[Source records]
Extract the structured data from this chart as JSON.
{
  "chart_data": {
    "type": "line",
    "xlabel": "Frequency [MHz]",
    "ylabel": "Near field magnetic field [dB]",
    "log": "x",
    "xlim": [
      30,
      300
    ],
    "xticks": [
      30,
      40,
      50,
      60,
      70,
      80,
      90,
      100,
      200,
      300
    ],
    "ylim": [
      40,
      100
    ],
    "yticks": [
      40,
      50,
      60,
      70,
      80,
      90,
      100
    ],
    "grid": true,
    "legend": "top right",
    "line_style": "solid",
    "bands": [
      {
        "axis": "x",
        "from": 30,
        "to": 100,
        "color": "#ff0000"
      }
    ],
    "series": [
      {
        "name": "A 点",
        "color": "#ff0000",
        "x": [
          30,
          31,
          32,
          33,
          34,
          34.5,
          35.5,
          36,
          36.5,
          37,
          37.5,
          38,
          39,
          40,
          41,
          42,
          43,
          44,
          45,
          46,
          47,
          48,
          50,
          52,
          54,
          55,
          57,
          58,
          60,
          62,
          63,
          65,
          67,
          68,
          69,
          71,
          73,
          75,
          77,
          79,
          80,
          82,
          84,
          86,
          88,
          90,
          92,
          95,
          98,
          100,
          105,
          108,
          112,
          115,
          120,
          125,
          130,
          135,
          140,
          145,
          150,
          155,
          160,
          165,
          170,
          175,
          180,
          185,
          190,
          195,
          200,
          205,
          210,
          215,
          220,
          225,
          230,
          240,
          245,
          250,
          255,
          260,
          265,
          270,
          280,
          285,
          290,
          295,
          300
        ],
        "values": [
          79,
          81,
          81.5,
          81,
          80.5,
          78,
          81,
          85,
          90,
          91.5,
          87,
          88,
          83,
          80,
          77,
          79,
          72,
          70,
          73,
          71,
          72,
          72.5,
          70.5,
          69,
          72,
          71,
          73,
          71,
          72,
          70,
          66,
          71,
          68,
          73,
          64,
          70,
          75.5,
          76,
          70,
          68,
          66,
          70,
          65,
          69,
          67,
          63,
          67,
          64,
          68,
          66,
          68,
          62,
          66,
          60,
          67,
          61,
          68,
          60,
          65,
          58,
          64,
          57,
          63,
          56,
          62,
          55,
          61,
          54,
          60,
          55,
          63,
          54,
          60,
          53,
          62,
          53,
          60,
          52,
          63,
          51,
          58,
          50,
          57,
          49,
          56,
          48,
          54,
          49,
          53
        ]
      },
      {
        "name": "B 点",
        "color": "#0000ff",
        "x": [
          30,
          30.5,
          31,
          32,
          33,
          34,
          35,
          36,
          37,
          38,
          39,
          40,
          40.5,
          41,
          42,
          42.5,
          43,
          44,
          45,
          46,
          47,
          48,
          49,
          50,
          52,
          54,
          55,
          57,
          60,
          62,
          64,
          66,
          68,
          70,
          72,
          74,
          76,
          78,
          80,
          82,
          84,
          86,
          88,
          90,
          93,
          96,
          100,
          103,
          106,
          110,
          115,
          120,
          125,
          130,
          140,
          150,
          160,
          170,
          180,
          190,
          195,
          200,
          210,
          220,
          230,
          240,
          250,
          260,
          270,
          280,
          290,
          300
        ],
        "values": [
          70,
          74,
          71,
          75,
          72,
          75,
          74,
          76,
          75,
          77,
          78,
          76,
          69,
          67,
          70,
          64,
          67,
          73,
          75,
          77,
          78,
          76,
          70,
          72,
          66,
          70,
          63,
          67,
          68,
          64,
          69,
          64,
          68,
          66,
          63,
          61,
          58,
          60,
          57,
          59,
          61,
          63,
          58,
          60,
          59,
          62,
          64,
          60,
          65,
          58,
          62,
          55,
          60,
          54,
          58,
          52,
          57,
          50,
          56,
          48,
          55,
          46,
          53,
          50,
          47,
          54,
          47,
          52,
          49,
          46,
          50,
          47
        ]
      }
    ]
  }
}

== Task brief ==
Could you quote the material above in full, exactly as it stands?

== Answer ==
Extract the structured data from this chart as JSON.
{
  "chart_data": {
    "type": "line",
    "xlabel": "Frequency [MHz]",
    "ylabel": "Near field magnetic field [dB]",
    "log": "x",
    "xlim": [
      30,
      300
    ],
    "xticks": [
      30,
      40,
      50,
      60,
      70,
      80,
      90,
      100,
      200,
      300
    ],
    "ylim": [
      40,
      100
    ],
    "yticks": [
      40,
      50,
      60,
      70,
      80,
      90,
      100
    ],
    "grid": true,
    "legend": "top right",
    "line_style": "solid",
    "bands": [
      {
        "axis": "x",
        "from": 30,
        "to": 100,
        "color": "#ff0000"
      }
    ],
    "series": [
      {
        "name": "A 点",
        "color": "#ff0000",
        "x": [
          30,
          31,
          32,
          33,
          34,
          34.5,
          35.5,
          36,
          36.5,
          37,
          37.5,
          38,
          39,
          40,
          41,
          42,
          43,
          44,
          45,
          46,
          47,
          48,
          50,
          52,
          54,
          55,
          57,
          58,
          60,
          62,
          63,
          65,
          67,
          68,
          69,
          71,
          73,
          75,
          77,
          79,
          80,
          82,
          84,
          86,
          88,
          90,
          92,
          95,
          98,
          100,
          105,
          108,
          112,
          115,
          120,
          125,
          130,
          135,
          140,
          145,
          150,
          155,
          160,
          165,
          170,
          175,
          180,
          185,
          190,
          195,
          200,
          205,
          210,
          215,
          220,
          225,
          230,
          240,
          245,
          250,
          255,
          260,
          265,
          270,
          280,
          285,
          290,
          295,
          300
        ],
        "values": [
          79,
          81,
          81.5,
          81,
          80.5,
          78,
          81,
          85,
          90,
          91.5,
          87,
          88,
          83,
          80,
          77,
          79,
          72,
          70,
          73,
          71,
          72,
          72.5,
          70.5,
          69,
          72,
          71,
          73,
          71,
          72,
          70,
          66,
          71,
          68,
          73,
          64,
          70,
          75.5,
          76,
          70,
          68,
          66,
          70,
          65,
          69,
          67,
          63,
          67,
          64,
          68,
          66,
          68,
          62,
          66,
          60,
          67,
          61,
          68,
          60,
          65,
          58,
          64,
          57,
          63,
          56,
          62,
          55,
          61,
          54,
          60,
          55,
          63,
          54,
          60,
          53,
          62,
          53,
          60,
          52,
          63,
          51,
          58,
          50,
          57,
          49,
          56,
          48,
          54,
          49,
          53
        ]
      },
      {
        "name": "B 点",
        "color": "#0000ff",
        "x": [
          30,
          30.5,
          31,
          32,
          33,
          34,
          35,
          36,
          37,
          38,
          39,
          40,
          40.5,
          41,
          42,
          42.5,
          43,
          44,
          45,
          46,
          47,
          48,
          49,
          50,
          52,
          54,
          55,
          57,
          60,
          62,
          64,
          66,
          68,
          70,
          72,
          74,
          76,
          78,
          80,
          82,
          84,
          86,
          88,
          90,
          93,
          96,
          100,
          103,
          106,
          110,
          115,
          120,
          125,
          130,
          140,
          150,
          160,
          170,
          180,
          190,
          195,
          200,
          210,
          220,
          230,
          240,
          250,
          260,
          270,
          280,
          290,
          300
        ],
        "values": [
          70,
          74,
          71,
          75,
          72,
          75,
          74,
          76,
          75,
          77,
          78,
          76,
          69,
          67,
          70,
          64,
          67,
          73,
          75,
          77,
          78,
          76,
          70,
          72,
          66,
          70,
          63,
          67,
          68,
          64,
          69,
          64,
          68,
          66,
          63,
          61,
          58,
          60,
          57,
          59,
          61,
          63,
          58,
          60,
          59,
          62,
          64,
          60,
          65,
          58,
          62,
          55,
          60,
          54,
          58,
          52,
          57,
          50,
          56,
          48,
          55,
          46,
          53,
          50,
          47,
          54,
          47,
          52,
          49,
          46,
          50,
          47
        ]
      }
    ]
  }
}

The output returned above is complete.